Your objective: Please reproduce every record, keeping each one exactly as written.

Data supplied:
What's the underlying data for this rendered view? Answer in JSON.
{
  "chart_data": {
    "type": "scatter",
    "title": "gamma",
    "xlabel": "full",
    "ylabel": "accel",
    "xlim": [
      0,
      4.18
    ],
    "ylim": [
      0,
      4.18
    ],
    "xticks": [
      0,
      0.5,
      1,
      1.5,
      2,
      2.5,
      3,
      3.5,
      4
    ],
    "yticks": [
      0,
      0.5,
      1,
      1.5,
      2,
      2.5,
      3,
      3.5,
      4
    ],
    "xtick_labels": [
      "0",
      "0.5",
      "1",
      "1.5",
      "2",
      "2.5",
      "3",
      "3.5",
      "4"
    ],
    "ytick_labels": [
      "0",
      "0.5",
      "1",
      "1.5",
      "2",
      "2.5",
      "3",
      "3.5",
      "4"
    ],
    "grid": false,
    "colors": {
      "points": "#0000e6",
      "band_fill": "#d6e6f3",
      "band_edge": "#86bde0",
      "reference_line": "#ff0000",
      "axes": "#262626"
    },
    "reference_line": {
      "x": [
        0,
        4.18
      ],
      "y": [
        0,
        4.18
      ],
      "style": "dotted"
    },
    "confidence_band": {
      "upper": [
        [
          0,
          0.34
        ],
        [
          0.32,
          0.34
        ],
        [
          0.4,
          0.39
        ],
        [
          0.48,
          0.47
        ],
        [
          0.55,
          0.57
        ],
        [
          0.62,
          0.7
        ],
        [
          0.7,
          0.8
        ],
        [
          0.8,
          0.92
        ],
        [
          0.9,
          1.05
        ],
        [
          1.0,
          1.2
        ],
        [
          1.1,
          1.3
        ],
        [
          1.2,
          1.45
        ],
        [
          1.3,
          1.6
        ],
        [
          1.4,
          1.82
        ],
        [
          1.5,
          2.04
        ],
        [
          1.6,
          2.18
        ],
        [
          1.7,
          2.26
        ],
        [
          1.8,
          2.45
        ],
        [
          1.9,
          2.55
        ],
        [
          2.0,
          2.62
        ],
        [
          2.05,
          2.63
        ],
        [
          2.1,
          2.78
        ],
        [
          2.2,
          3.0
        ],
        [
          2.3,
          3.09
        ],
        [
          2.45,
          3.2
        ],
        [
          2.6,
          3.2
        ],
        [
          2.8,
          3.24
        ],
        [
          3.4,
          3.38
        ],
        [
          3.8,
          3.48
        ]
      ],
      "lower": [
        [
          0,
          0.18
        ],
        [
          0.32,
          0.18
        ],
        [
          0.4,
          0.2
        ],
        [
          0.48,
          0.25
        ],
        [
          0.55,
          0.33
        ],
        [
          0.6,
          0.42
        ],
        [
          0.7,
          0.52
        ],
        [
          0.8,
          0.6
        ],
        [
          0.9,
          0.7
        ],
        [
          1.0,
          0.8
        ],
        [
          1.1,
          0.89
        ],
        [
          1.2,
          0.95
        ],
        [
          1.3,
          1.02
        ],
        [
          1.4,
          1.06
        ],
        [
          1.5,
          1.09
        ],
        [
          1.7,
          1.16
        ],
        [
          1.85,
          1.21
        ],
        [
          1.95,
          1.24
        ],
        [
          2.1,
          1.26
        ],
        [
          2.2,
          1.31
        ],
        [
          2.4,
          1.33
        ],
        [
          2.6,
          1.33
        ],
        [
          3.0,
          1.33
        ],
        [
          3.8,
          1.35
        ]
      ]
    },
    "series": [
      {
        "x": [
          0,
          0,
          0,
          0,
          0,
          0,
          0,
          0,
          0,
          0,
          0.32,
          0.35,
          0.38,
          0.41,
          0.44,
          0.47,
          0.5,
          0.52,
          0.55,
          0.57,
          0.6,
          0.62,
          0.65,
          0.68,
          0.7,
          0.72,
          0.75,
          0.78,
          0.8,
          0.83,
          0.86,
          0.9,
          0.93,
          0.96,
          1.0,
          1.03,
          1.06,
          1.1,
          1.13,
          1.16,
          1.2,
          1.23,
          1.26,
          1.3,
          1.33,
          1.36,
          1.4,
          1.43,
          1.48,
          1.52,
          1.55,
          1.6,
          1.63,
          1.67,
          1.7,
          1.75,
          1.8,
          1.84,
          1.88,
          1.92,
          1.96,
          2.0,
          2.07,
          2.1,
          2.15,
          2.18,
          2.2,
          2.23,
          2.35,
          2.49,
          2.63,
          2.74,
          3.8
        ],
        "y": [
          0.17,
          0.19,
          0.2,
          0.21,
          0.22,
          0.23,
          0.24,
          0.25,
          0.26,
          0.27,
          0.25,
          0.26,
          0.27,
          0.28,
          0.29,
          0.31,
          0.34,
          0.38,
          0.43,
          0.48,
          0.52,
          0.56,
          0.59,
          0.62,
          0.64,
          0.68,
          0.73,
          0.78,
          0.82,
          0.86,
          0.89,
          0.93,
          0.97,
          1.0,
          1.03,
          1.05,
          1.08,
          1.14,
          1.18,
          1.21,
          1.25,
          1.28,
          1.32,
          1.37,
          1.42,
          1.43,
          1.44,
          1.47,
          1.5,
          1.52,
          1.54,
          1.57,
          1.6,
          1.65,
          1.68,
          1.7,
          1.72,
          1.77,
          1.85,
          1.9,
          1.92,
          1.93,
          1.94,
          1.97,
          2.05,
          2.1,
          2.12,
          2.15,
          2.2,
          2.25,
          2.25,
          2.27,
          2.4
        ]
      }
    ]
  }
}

Finished task:
What's the underlying data for this rendered view? Answer in JSON.
{
  "chart_data": {
    "type": "scatter",
    "title": "gamma",
    "xlabel": "full",
    "ylabel": "accel",
    "xlim": [
      0,
      4.18
    ],
    "ylim": [
      0,
      4.18
    ],
    "xticks": [
      0,
      0.5,
      1,
      1.5,
      2,
      2.5,
      3,
      3.5,
      4
    ],
    "yticks": [
      0,
      0.5,
      1,
      1.5,
      2,
      2.5,
      3,
      3.5,
      4
    ],
    "xtick_labels": [
      "0",
      "0.5",
      "1",
      "1.5",
      "2",
      "2.5",
      "3",
      "3.5",
      "4"
    ],
    "ytick_labels": [
      "0",
      "0.5",
      "1",
      "1.5",
      "2",
      "2.5",
      "3",
      "3.5",
      "4"
    ],
    "grid": false,
    "colors": {
      "points": "#0000e6",
      "band_fill": "#d6e6f3",
      "band_edge": "#86bde0",
      "reference_line": "#ff0000",
      "axes": "#262626"
    },
    "reference_line": {
      "x": [
        0,
        4.18
      ],
      "y": [
        0,
        4.18
      ],
      "style": "dotted"
    },
    "confidence_band": {
      "upper": [
        [
          0,
          0.34
        ],
        [
          0.32,
          0.34
        ],
        [
          0.4,
          0.39
        ],
        [
          0.48,
          0.47
        ],
        [
          0.55,
          0.57
        ],
        [
          0.62,
          0.7
        ],
        [
          0.7,
          0.8
        ],
        [
          0.8,
          0.92
        ],
        [
          0.9,
          1.05
        ],
        [
          1.0,
          1.2
        ],
        [
          1.1,
          1.3
        ],
        [
          1.2,
          1.45
        ],
        [
          1.3,
          1.6
        ],
        [
          1.4,
          1.82
        ],
        [
          1.5,
          2.04
        ],
        [
          1.6,
          2.18
        ],
        [
          1.7,
          2.26
        ],
        [
          1.8,
          2.45
        ],
        [
          1.9,
          2.55
        ],
        [
          2.0,
          2.62
        ],
        [
          2.05,
          2.63
        ],
        [
          2.1,
          2.78
        ],
        [
          2.2,
          3.0
        ],
        [
          2.3,
          3.09
        ],
        [
          2.45,
          3.2
        ],
        [
          2.6,
          3.2
        ],
        [
          2.8,
          3.24
        ],
        [
          3.4,
          3.38
        ],
        [
          3.8,
          3.48
        ]
      ],
      "lower": [
        [
          0,
          0.18
        ],
        [
          0.32,
          0.18
        ],
        [
          0.4,
          0.2
        ],
        [
          0.48,
          0.25
        ],
        [
          0.55,
          0.33
        ],
        [
          0.6,
          0.42
        ],
        [
          0.7,
          0.52
        ],
        [
          0.8,
          0.6
        ],
        [
          0.9,
          0.7
        ],
        [
          1.0,
          0.8
        ],
        [
          1.1,
          0.89
        ],
        [
          1.2,
          0.95
        ],
        [
          1.3,
          1.02
        ],
        [
          1.4,
          1.06
        ],
        [
          1.5,
          1.09
        ],
        [
          1.7,
          1.16
        ],
        [
          1.85,
          1.21
        ],
        [
          1.95,
          1.24
        ],
        [
          2.1,
          1.26
        ],
        [
          2.2,
          1.31
        ],
        [
          2.4,
          1.33
        ],
        [
          2.6,
          1.33
        ],
        [
          3.0,
          1.33
        ],
        [
          3.8,
          1.35
        ]
      ]
    },
    "series": [
      {
        "x": [
          0,
          0,
          0,
          0,
          0,
          0,
          0,
          0,
          0,
          0,
          0.32,
          0.35,
          0.38,
          0.41,
          0.44,
          0.47,
          0.5,
          0.52,
          0.55,
          0.57,
          0.6,
          0.62,
          0.65,
          0.68,
          0.7,
          0.72,
          0.75,
          0.78,
          0.8,
          0.83,
          0.86,
          0.9,
          0.93,
          0.96,
          1.0,
          1.03,
          1.06,
          1.1,
          1.13,
          1.16,
          1.2,
          1.23,
          1.26,
          1.3,
          1.33,
          1.36,
          1.4,
          1.43,
          1.48,
          1.52,
          1.55,
          1.6,
          1.63,
          1.67,
          1.7,
          1.75,
          1.8,
          1.84,
          1.88,
          1.92,
          1.96,
          2.0,
          2.07,
          2.1,
          2.15,
          2.18,
          2.2,
          2.23,
          2.35,
          2.49,
          2.63,
          2.74,
          3.8
        ],
        "y": [
          0.17,
          0.19,
          0.2,
          0.21,
          0.22,
          0.23,
          0.24,
          0.25,
          0.26,
          0.27,
          0.25,
          0.26,
          0.27,
          0.28,
          0.29,
          0.31,
          0.34,
          0.38,
          0.43,
          0.48,
          0.52,
          0.56,
          0.59,
          0.62,
          0.64,
          0.68,
          0.73,
          0.78,
          0.82,
          0.86,
          0.89,
          0.93,
          0.97,
          1.0,
          1.03,
          1.05,
          1.08,
          1.14,
          1.18,
          1.21,
          1.25,
          1.28,
          1.32,
          1.37,
          1.42,
          1.43,
          1.44,
          1.47,
          1.5,
          1.52,
          1.54,
          1.57,
          1.6,
          1.65,
          1.68,
          1.7,
          1.72,
          1.77,
          1.85,
          1.9,
          1.92,
          1.93,
          1.94,
          1.97,
          2.05,
          2.1,
          2.12,
          2.15,
          2.2,
          2.25,
          2.25,
          2.27,
          2.4
        ]
      }
    ]
  }
}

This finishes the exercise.